● What you need to do: Provide a single number: the count of lines containing the string "color".

● Data provided:
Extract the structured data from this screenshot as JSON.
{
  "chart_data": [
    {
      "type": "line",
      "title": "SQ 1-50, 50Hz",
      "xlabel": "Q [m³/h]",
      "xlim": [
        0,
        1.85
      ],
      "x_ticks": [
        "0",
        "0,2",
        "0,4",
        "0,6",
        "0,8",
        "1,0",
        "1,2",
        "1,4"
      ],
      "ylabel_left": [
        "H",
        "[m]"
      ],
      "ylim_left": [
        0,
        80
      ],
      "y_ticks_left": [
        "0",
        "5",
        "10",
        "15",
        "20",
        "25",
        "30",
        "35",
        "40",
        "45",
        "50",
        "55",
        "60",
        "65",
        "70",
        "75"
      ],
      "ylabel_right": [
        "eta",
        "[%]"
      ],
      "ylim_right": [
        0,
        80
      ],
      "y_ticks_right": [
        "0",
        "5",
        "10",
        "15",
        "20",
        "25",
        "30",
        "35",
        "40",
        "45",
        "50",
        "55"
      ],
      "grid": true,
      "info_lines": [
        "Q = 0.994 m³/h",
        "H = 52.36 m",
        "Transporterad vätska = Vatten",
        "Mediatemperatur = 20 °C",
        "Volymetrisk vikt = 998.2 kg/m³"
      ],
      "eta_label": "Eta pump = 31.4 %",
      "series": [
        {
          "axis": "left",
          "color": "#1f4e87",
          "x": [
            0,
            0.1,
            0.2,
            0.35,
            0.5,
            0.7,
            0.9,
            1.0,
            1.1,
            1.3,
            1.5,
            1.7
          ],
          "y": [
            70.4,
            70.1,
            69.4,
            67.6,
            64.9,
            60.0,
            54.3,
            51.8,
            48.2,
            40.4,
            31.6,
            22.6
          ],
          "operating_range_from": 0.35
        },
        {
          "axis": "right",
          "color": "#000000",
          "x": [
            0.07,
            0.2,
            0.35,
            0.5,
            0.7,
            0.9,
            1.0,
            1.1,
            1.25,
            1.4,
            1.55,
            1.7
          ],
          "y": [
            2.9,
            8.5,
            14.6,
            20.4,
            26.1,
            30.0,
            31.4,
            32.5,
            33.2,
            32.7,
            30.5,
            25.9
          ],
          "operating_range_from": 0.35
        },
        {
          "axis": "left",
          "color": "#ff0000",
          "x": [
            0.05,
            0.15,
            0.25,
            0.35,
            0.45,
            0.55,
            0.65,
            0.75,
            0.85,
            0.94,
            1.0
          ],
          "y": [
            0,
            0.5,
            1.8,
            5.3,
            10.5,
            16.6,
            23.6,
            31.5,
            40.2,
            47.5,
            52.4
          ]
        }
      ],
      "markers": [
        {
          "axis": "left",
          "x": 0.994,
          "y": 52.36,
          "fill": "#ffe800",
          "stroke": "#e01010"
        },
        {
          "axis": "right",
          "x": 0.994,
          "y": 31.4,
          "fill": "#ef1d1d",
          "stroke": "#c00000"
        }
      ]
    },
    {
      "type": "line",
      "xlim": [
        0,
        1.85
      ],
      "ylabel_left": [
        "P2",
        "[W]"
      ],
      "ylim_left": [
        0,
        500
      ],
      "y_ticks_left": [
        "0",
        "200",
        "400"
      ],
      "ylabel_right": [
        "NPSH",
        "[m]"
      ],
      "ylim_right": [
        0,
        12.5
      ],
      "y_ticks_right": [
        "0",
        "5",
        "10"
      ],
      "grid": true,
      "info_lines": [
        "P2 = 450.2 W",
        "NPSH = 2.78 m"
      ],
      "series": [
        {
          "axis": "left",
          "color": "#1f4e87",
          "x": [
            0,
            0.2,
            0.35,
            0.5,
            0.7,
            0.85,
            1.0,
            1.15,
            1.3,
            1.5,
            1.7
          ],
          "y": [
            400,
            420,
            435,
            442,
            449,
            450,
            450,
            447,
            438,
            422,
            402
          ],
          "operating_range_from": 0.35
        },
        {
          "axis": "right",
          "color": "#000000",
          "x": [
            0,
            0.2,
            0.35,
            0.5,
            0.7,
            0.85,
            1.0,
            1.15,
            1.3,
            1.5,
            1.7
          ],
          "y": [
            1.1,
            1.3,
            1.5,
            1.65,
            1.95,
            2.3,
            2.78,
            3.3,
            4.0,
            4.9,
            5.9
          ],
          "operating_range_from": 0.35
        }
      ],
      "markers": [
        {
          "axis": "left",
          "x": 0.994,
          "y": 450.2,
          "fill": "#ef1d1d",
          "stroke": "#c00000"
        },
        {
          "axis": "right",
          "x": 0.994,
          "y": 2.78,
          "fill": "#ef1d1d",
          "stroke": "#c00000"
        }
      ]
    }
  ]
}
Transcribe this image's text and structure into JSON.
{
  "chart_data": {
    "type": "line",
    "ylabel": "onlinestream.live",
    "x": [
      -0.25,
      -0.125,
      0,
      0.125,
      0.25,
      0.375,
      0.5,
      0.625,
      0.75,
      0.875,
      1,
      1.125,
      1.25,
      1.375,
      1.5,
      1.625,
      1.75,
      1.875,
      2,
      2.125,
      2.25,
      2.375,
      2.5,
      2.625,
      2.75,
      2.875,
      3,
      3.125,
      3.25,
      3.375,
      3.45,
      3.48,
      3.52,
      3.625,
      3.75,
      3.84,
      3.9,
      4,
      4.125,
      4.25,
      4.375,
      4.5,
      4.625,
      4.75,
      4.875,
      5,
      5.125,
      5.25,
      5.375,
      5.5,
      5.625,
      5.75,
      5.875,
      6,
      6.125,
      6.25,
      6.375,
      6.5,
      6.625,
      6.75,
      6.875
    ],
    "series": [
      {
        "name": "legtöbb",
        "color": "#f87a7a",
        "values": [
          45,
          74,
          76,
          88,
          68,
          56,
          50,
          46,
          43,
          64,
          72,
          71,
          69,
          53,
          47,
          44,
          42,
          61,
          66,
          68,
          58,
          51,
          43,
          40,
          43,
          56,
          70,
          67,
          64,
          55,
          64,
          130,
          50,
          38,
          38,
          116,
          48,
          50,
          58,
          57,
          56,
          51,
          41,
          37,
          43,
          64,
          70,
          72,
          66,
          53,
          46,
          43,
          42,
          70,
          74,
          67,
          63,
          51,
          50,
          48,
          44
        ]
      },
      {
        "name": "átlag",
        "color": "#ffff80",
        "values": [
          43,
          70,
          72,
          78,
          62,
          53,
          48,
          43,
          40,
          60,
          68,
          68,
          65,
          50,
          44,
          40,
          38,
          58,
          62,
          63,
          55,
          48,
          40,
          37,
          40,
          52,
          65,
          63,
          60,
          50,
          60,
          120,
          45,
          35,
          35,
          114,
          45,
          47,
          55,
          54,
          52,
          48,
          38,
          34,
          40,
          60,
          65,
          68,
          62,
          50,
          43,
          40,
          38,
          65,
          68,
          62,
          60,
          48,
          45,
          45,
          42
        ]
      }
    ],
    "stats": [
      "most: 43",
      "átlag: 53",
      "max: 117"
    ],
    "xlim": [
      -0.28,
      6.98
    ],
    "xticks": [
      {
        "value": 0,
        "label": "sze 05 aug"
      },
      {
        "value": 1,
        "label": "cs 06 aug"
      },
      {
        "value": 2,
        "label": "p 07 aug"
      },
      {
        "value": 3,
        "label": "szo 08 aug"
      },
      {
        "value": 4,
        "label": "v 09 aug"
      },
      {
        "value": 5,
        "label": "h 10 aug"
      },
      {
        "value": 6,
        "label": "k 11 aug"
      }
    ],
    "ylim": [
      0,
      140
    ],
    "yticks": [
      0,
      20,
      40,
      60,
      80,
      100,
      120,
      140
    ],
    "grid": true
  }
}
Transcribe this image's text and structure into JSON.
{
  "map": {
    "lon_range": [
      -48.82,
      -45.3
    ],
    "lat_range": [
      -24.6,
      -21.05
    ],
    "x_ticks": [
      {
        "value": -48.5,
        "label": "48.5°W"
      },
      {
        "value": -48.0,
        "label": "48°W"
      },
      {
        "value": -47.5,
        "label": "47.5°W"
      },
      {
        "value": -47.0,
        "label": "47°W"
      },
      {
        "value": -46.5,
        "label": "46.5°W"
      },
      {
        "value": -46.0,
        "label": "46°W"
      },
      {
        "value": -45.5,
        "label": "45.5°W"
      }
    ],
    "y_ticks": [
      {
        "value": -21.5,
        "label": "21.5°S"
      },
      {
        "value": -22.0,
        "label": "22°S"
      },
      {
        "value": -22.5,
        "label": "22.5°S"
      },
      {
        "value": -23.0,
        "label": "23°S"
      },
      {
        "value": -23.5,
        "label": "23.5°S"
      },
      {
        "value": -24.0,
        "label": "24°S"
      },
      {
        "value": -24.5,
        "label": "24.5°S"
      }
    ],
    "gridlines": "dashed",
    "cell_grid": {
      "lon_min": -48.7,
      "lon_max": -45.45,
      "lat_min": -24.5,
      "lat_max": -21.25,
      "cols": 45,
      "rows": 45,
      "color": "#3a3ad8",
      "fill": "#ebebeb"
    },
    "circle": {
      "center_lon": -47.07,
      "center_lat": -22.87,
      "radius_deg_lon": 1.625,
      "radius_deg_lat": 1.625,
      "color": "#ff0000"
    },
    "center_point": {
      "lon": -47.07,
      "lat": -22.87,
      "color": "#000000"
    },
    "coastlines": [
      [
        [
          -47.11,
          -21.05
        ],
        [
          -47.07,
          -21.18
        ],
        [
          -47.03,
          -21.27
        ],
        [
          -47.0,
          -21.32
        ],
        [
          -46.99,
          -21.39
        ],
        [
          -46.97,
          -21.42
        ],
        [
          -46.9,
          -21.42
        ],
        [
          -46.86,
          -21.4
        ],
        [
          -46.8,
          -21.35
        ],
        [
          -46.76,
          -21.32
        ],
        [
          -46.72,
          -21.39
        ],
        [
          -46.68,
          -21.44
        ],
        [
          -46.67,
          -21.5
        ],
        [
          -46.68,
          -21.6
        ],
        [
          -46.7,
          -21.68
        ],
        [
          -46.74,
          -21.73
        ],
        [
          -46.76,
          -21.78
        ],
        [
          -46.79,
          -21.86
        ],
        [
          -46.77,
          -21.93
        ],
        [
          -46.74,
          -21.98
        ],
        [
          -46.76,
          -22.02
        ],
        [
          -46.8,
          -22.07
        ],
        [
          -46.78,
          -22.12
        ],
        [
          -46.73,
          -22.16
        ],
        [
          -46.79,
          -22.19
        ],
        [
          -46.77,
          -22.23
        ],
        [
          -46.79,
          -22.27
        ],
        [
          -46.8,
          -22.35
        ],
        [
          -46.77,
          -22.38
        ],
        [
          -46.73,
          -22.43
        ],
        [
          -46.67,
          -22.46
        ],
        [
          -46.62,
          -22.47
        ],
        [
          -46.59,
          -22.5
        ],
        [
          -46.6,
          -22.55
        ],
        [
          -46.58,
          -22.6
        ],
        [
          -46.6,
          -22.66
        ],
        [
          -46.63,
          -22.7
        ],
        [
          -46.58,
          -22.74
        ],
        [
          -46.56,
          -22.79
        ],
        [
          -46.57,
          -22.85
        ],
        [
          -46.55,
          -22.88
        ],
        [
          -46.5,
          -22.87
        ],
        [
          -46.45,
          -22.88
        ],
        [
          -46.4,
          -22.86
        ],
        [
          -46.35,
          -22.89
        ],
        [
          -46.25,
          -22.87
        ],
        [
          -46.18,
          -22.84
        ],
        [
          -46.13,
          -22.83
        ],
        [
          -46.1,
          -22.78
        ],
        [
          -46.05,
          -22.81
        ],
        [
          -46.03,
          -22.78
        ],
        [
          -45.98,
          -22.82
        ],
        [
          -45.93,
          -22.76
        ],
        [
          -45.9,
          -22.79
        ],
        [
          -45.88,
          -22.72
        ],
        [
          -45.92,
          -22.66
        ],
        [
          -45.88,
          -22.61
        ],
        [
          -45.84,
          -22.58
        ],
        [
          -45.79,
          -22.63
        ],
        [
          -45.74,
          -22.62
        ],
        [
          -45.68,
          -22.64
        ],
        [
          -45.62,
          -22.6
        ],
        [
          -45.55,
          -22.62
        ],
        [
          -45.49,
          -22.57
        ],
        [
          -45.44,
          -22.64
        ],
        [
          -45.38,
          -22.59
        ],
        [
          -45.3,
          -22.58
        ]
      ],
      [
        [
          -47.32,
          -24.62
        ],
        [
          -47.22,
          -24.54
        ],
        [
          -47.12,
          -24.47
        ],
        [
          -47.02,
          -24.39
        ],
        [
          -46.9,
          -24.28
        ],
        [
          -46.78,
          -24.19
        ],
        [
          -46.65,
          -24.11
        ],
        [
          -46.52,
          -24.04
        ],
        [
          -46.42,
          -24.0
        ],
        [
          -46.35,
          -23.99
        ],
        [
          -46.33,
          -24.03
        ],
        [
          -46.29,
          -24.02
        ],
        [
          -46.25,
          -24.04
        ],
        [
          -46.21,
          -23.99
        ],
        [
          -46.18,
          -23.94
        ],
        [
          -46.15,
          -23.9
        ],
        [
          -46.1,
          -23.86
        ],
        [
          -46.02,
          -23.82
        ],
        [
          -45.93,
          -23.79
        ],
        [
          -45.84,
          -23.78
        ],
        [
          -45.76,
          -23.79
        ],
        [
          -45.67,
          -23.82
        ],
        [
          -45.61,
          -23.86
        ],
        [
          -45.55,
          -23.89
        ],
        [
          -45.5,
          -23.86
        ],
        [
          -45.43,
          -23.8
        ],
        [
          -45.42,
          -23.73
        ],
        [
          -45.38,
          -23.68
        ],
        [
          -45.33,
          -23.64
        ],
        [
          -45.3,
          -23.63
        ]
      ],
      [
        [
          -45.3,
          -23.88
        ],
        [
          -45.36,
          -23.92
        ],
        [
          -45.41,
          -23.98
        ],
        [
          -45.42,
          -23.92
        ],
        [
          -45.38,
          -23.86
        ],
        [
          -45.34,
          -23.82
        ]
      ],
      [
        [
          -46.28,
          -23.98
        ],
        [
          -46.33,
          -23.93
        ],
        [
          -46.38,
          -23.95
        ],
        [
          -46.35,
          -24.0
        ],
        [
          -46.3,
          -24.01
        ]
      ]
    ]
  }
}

● Expected answer: 10